▶ **DIRECTIVE**: Lines containing the word "within" are to be counted; state their number and nothing further.

Rows from a dataset:
───
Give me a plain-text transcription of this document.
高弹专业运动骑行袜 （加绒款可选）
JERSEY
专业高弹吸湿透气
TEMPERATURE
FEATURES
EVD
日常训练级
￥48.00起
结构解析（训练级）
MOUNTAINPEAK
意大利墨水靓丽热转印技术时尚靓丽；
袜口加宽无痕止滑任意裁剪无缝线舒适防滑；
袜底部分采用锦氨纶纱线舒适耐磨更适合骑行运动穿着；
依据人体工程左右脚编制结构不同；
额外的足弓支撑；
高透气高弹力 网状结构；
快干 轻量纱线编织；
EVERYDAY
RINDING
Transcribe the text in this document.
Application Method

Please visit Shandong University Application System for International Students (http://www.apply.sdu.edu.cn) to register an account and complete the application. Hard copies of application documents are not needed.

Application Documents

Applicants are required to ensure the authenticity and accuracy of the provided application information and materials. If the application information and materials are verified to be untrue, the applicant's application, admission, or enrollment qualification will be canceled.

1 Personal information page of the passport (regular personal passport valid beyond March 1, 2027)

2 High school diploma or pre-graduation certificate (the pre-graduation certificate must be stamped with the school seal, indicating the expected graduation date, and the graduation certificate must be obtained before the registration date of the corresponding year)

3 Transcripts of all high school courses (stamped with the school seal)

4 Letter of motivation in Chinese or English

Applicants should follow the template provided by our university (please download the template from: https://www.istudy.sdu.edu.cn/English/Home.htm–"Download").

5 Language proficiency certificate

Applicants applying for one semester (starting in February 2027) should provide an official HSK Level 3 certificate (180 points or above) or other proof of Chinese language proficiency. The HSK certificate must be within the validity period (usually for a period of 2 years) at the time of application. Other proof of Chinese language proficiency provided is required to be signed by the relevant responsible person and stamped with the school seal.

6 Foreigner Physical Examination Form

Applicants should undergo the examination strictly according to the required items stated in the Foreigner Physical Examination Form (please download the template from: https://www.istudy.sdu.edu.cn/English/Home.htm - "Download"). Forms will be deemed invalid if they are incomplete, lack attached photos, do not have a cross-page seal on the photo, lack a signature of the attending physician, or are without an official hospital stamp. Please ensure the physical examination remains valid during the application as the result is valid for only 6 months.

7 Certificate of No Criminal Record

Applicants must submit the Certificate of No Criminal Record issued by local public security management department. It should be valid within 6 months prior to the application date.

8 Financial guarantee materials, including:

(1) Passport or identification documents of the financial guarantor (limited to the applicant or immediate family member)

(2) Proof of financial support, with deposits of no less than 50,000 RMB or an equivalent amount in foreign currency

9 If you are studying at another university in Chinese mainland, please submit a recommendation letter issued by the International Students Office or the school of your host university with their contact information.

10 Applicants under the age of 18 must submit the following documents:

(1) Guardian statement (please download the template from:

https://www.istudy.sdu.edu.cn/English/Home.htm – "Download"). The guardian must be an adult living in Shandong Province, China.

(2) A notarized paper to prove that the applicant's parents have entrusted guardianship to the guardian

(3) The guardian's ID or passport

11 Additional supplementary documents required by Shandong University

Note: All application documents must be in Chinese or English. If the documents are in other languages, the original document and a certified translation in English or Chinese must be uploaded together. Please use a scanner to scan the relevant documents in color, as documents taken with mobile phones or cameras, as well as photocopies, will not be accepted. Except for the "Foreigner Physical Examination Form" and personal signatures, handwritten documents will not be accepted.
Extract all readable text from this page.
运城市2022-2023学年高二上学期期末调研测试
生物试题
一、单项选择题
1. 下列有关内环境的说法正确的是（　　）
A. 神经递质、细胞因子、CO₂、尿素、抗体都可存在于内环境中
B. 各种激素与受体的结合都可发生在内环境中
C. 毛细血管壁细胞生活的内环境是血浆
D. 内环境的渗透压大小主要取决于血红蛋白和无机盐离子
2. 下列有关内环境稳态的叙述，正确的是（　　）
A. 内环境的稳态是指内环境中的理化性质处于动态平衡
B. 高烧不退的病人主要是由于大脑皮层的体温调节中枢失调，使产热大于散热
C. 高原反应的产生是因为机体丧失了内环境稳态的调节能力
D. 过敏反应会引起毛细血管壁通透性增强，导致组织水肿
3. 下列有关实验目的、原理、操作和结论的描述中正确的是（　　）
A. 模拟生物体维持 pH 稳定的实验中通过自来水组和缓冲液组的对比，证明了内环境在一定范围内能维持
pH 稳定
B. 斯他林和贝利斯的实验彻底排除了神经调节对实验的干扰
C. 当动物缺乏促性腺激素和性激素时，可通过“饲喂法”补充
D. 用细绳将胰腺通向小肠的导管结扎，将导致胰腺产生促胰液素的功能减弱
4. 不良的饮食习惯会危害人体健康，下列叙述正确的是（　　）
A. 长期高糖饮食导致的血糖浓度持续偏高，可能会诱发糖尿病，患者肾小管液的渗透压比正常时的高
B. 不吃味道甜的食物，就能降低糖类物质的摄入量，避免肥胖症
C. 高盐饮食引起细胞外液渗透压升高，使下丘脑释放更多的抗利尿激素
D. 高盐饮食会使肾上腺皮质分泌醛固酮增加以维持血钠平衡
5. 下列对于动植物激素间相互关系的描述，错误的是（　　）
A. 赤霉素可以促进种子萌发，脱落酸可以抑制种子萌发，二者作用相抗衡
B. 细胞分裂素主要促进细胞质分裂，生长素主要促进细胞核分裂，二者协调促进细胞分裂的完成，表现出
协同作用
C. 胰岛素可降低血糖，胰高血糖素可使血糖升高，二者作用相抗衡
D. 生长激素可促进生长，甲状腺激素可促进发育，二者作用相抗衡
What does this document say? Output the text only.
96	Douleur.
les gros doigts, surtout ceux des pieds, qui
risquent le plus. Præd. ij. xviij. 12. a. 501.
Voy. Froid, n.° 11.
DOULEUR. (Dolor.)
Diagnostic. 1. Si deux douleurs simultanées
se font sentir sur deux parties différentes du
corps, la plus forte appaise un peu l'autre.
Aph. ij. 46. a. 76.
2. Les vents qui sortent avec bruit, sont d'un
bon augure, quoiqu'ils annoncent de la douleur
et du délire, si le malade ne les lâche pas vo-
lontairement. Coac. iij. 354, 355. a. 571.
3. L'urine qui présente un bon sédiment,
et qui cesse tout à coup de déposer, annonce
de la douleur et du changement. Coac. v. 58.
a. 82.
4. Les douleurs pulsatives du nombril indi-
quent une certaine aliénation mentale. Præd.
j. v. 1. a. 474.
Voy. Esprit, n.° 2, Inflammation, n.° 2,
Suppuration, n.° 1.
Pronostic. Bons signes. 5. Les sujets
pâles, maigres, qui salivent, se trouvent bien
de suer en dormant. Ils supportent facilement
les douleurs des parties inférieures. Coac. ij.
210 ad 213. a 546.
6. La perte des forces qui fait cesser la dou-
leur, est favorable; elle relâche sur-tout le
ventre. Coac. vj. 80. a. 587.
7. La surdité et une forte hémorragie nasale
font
───
▶ **EXPECTED ANSWER**: 2